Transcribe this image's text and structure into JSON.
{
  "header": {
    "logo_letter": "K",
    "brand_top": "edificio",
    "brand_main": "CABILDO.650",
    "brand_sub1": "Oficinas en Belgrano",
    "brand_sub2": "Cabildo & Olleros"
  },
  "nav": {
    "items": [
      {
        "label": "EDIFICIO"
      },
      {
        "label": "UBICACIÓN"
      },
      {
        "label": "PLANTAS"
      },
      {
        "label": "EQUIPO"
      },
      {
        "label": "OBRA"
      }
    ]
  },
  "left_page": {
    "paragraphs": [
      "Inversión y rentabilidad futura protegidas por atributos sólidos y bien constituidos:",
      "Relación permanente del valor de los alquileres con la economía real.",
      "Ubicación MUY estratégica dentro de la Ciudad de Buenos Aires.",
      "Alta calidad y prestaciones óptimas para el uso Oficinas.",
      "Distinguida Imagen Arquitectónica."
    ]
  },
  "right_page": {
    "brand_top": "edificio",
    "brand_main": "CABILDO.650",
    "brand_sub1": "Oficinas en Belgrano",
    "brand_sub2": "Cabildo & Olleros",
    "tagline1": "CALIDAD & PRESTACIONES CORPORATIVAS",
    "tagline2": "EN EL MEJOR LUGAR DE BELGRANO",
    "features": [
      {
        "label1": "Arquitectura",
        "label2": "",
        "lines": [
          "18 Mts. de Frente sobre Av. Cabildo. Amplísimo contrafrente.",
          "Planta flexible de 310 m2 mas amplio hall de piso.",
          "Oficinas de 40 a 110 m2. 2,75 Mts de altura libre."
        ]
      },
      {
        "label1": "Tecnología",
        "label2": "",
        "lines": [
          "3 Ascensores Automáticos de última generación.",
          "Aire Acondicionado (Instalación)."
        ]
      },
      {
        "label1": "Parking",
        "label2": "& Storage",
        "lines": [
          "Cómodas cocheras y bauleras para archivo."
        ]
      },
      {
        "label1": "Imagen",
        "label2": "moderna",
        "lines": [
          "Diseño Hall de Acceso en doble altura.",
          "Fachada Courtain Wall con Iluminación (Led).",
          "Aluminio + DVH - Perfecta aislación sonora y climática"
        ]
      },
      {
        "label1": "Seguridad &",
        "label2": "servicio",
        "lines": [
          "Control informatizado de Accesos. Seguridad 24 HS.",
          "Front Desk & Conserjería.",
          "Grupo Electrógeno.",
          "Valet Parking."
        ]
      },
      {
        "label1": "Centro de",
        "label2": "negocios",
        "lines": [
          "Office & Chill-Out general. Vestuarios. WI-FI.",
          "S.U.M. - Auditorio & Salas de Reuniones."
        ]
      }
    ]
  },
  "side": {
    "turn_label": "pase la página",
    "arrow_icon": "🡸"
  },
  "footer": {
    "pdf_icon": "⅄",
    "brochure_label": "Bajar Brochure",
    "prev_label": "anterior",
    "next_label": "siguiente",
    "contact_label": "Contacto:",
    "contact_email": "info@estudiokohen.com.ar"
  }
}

══════════════════════════════

> **REQUIRED WORK**: Every entry in the listing must be retyped exactly.

> **SOLUTION TO THIS EXERCISE**:
Transcribe this image's text and structure into JSON.
{
  "header": {
    "logo_letter": "K",
    "brand_top": "edificio",
    "brand_main": "CABILDO.650",
    "brand_sub1": "Oficinas en Belgrano",
    "brand_sub2": "Cabildo & Olleros"
  },
  "nav": {
    "items": [
      {
        "label": "EDIFICIO"
      },
      {
        "label": "UBICACIÓN"
      },
      {
        "label": "PLANTAS"
      },
      {
        "label": "EQUIPO"
      },
      {
        "label": "OBRA"
      }
    ]
  },
  "left_page": {
    "paragraphs": [
      "Inversión y rentabilidad futura protegidas por atributos sólidos y bien constituidos:",
      "Relación permanente del valor de los alquileres con la economía real.",
      "Ubicación MUY estratégica dentro de la Ciudad de Buenos Aires.",
      "Alta calidad y prestaciones óptimas para el uso Oficinas.",
      "Distinguida Imagen Arquitectónica."
    ]
  },
  "right_page": {
    "brand_top": "edificio",
    "brand_main": "CABILDO.650",
    "brand_sub1": "Oficinas en Belgrano",
    "brand_sub2": "Cabildo & Olleros",
    "tagline1": "CALIDAD & PRESTACIONES CORPORATIVAS",
    "tagline2": "EN EL MEJOR LUGAR DE BELGRANO",
    "features": [
      {
        "label1": "Arquitectura",
        "label2": "",
        "lines": [
          "18 Mts. de Frente sobre Av. Cabildo. Amplísimo contrafrente.",
          "Planta flexible de 310 m2 mas amplio hall de piso.",
          "Oficinas de 40 a 110 m2. 2,75 Mts de altura libre."
        ]
      },
      {
        "label1": "Tecnología",
        "label2": "",
        "lines": [
          "3 Ascensores Automáticos de última generación.",
          "Aire Acondicionado (Instalación)."
        ]
      },
      {
        "label1": "Parking",
        "label2": "& Storage",
        "lines": [
          "Cómodas cocheras y bauleras para archivo."
        ]
      },
      {
        "label1": "Imagen",
        "label2": "moderna",
        "lines": [
          "Diseño Hall de Acceso en doble altura.",
          "Fachada Courtain Wall con Iluminación (Led).",
          "Aluminio + DVH - Perfecta aislación sonora y climática"
        ]
      },
      {
        "label1": "Seguridad &",
        "label2": "servicio",
        "lines": [
          "Control informatizado de Accesos. Seguridad 24 HS.",
          "Front Desk & Conserjería.",
          "Grupo Electrógeno.",
          "Valet Parking."
        ]
      },
      {
        "label1": "Centro de",
        "label2": "negocios",
        "lines": [
          "Office & Chill-Out general. Vestuarios. WI-FI.",
          "S.U.M. - Auditorio & Salas de Reuniones."
        ]
      }
    ]
  },
  "side": {
    "turn_label": "pase la página",
    "arrow_icon": "🡸"
  },
  "footer": {
    "pdf_icon": "⅄",
    "brochure_label": "Bajar Brochure",
    "prev_label": "anterior",
    "next_label": "siguiente",
    "contact_label": "Contacto:",
    "contact_email": "info@estudiokohen.com.ar"
  }
}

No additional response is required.